-- Start of Information supplied --

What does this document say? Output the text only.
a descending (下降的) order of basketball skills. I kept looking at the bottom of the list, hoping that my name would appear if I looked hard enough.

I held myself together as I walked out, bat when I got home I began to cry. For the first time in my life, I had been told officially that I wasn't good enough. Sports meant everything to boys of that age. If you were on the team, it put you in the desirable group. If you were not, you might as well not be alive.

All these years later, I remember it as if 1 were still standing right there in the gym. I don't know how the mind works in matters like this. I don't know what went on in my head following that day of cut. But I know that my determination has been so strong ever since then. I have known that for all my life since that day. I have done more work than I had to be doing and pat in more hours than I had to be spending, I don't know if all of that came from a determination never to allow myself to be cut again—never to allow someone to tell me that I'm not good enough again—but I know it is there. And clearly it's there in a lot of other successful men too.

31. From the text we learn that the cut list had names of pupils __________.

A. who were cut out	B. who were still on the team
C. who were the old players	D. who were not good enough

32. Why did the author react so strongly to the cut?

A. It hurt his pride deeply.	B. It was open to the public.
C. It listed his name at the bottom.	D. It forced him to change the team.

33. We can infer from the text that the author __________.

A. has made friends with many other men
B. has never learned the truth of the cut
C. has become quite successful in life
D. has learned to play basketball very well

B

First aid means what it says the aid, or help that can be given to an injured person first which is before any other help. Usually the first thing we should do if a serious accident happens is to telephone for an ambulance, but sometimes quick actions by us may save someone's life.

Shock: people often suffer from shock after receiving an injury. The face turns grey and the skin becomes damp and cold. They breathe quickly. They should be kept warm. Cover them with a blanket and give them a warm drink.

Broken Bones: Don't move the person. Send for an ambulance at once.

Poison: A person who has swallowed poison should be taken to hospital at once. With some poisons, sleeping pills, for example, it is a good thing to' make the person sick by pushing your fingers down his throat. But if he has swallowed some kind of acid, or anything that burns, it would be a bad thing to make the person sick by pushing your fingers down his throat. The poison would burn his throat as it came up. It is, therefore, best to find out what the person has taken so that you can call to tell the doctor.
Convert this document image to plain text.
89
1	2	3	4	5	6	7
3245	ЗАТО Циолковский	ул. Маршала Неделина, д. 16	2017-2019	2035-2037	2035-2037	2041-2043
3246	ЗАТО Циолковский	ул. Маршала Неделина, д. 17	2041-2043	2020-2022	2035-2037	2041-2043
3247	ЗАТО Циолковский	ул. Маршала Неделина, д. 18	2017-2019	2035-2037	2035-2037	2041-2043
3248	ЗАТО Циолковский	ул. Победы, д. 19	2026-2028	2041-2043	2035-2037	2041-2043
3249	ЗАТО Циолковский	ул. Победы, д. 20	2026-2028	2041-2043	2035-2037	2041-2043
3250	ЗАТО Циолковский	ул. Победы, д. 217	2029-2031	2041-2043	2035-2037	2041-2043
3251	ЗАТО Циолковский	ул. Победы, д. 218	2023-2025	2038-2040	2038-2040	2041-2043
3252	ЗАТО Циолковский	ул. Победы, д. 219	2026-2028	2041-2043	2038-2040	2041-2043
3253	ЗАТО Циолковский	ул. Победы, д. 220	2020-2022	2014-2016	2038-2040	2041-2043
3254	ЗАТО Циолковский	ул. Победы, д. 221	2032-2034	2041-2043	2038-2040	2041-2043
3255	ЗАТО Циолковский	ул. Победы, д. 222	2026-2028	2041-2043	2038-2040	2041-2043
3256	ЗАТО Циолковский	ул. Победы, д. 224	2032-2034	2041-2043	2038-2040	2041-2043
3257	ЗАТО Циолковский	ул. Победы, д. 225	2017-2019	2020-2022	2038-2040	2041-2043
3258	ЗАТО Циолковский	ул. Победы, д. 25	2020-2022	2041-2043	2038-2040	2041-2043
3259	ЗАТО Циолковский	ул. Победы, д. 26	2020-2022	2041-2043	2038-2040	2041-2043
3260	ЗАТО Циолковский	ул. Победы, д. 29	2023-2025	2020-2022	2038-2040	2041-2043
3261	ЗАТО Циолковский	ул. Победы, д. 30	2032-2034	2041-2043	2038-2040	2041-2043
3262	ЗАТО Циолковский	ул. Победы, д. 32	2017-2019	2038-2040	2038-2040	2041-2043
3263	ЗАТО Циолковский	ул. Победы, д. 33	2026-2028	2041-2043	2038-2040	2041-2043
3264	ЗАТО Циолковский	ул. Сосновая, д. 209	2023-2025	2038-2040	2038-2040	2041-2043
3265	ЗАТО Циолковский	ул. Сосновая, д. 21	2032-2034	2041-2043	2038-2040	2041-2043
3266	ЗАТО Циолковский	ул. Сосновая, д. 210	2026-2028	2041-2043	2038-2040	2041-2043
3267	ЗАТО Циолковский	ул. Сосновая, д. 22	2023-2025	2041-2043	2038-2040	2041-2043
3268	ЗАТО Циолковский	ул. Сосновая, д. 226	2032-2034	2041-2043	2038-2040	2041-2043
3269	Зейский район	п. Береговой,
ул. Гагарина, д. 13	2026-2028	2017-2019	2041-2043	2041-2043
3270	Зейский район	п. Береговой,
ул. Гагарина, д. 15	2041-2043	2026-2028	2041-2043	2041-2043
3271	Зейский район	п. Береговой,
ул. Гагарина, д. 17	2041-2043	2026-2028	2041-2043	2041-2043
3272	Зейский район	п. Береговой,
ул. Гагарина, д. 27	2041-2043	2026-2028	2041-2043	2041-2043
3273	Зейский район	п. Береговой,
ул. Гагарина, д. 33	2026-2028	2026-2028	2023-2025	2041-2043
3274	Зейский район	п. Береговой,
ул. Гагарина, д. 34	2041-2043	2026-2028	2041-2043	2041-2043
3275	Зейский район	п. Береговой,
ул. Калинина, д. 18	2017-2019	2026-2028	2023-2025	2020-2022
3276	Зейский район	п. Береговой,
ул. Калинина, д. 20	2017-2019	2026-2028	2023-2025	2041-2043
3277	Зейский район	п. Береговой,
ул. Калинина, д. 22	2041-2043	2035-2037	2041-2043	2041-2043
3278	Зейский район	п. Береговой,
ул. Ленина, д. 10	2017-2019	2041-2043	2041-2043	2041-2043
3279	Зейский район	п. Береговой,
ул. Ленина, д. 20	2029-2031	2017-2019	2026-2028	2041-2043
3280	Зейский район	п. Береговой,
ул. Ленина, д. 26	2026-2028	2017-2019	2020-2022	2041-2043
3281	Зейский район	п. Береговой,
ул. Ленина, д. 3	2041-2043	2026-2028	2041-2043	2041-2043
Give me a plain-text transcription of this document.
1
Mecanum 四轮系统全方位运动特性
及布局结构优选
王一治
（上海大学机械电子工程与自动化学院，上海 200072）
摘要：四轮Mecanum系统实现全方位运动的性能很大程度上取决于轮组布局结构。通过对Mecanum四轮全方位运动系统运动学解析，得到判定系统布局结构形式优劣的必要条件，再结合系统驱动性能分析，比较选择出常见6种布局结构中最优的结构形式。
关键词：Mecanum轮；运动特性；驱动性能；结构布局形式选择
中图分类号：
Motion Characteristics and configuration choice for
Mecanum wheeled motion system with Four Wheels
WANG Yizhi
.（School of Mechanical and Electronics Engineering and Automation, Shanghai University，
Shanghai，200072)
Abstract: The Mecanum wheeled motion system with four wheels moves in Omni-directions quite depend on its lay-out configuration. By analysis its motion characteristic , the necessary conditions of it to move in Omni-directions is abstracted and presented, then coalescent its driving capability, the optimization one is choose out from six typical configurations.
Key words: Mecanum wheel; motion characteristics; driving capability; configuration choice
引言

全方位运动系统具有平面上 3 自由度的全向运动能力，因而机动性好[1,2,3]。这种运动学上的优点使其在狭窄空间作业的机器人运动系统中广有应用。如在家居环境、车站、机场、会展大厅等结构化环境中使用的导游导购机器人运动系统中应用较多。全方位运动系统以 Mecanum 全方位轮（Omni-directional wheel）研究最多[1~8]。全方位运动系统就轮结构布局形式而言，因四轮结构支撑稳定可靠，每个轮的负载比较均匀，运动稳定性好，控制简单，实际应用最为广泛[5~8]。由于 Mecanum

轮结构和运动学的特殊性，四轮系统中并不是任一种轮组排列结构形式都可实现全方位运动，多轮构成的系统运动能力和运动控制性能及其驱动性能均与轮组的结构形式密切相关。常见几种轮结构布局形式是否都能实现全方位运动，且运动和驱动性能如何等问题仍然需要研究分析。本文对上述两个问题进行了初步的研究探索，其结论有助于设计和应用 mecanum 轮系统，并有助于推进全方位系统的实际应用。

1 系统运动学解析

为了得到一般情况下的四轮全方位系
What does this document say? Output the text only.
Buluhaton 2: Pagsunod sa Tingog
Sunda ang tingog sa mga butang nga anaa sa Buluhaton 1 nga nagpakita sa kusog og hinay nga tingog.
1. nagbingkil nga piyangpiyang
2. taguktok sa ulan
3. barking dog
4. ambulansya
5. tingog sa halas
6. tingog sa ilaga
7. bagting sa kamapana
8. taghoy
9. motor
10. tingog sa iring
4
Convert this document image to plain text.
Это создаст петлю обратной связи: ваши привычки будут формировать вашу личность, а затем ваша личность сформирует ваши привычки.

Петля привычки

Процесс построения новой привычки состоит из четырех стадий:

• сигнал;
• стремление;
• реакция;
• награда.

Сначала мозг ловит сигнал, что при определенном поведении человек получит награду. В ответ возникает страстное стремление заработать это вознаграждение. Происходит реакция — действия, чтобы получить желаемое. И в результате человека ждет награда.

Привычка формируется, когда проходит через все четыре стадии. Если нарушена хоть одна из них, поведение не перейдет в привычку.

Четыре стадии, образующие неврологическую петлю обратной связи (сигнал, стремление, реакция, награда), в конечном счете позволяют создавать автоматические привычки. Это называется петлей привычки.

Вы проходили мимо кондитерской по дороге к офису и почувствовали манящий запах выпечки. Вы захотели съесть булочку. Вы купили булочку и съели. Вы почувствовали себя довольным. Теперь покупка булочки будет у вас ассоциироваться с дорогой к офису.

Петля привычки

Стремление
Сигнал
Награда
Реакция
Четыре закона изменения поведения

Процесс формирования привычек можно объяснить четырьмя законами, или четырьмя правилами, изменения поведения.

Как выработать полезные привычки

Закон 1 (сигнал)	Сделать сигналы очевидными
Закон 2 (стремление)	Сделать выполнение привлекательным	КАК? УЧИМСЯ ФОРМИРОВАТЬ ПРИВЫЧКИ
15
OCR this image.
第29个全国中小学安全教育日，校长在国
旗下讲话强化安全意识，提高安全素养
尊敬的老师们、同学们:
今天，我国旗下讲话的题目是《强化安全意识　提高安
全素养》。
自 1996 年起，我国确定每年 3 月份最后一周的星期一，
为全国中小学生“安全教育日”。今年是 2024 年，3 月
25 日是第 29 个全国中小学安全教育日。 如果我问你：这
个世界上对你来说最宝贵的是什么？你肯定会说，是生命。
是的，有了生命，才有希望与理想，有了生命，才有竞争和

-- End of Information supplied --

Exercise brief.
Pull out each line holding the string "Маршала".

Output of the task.
3245	ЗАТО Циолковский	ул. Маршала Неделина, д. 16	2017-2019	2035-2037	2035-2037	2041-2043
3246	ЗАТО Циолковский	ул. Маршала Неделина, д. 17	2041-2043	2020-2022	2035-2037	2041-2043
3247	ЗАТО Циолковский	ул. Маршала Неделина, д. 18	2017-2019	2035-2037	2035-2037	2041-2043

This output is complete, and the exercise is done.